═══ SUPPLIED DATA ═══

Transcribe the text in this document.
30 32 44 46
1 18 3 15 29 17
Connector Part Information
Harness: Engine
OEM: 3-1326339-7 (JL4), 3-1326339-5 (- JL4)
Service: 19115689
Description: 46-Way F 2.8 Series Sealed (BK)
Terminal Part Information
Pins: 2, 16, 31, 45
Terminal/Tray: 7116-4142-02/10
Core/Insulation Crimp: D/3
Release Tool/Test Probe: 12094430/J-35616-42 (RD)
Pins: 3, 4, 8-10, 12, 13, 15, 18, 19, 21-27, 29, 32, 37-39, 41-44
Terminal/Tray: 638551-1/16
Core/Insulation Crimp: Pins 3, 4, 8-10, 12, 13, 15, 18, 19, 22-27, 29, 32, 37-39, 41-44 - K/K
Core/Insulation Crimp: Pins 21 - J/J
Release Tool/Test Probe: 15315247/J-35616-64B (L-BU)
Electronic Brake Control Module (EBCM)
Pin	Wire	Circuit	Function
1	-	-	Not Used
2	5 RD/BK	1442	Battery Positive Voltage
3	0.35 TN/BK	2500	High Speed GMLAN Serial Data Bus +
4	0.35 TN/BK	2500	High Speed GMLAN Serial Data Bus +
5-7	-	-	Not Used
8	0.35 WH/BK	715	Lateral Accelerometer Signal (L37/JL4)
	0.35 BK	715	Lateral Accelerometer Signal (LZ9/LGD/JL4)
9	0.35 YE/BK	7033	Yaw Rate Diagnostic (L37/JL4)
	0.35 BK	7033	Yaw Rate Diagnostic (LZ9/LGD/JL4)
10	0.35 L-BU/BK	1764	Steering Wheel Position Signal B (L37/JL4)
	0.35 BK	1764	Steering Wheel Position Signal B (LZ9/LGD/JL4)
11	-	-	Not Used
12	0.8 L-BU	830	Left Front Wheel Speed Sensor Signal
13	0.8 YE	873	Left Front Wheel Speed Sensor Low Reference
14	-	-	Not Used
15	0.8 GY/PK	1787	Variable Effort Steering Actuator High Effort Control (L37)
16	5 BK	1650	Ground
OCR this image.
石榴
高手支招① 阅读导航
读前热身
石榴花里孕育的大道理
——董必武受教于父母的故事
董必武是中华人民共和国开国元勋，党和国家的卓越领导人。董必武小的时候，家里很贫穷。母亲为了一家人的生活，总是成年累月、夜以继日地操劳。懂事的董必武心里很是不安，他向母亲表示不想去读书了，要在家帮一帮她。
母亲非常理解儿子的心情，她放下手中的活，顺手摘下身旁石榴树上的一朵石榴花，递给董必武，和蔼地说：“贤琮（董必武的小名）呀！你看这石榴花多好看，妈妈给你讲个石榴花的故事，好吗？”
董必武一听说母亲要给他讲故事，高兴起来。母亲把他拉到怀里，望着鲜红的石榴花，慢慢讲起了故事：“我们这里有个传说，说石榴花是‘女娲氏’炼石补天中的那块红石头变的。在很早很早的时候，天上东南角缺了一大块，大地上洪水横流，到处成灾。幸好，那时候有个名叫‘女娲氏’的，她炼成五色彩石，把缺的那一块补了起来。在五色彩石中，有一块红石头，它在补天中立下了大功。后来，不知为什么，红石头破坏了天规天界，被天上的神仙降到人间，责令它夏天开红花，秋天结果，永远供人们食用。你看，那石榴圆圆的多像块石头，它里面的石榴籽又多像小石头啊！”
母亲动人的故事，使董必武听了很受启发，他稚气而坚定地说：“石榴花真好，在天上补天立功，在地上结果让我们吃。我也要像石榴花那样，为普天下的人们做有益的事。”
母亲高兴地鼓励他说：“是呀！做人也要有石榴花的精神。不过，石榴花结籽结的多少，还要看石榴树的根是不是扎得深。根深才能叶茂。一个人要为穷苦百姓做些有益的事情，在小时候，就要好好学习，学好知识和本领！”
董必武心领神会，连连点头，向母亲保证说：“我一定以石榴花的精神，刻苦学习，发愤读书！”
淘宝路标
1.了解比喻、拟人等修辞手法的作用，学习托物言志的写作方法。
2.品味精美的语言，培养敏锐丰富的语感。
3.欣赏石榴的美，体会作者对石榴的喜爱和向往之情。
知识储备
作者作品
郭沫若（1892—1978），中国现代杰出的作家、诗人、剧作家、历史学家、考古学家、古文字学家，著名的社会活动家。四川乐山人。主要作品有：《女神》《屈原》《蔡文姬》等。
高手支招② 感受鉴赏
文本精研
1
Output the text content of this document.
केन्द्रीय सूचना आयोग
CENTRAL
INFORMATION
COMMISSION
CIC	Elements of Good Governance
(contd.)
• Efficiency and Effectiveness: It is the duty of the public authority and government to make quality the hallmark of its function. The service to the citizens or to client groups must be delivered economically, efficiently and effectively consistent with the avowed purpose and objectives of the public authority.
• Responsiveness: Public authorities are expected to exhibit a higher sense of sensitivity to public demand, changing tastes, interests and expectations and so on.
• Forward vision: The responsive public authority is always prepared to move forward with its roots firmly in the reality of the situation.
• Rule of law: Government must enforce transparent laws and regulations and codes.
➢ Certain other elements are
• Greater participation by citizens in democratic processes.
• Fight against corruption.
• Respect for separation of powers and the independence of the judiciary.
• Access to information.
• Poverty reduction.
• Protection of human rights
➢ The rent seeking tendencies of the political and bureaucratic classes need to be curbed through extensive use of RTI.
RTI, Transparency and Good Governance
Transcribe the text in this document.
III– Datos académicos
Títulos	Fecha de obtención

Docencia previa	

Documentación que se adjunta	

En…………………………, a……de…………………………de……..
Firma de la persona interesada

═══

Make a list of all lines in the data that contain "Wheel".

SOLVED PROBLEM »
10	0.35 L-BU/BK	1764	Steering Wheel Position Signal B (L37/JL4)
	0.35 BK	1764	Steering Wheel Position Signal B (LZ9/LGD/JL4)
12	0.8 L-BU	830	Left Front Wheel Speed Sensor Signal
13	0.8 YE	873	Left Front Wheel Speed Sensor Low Reference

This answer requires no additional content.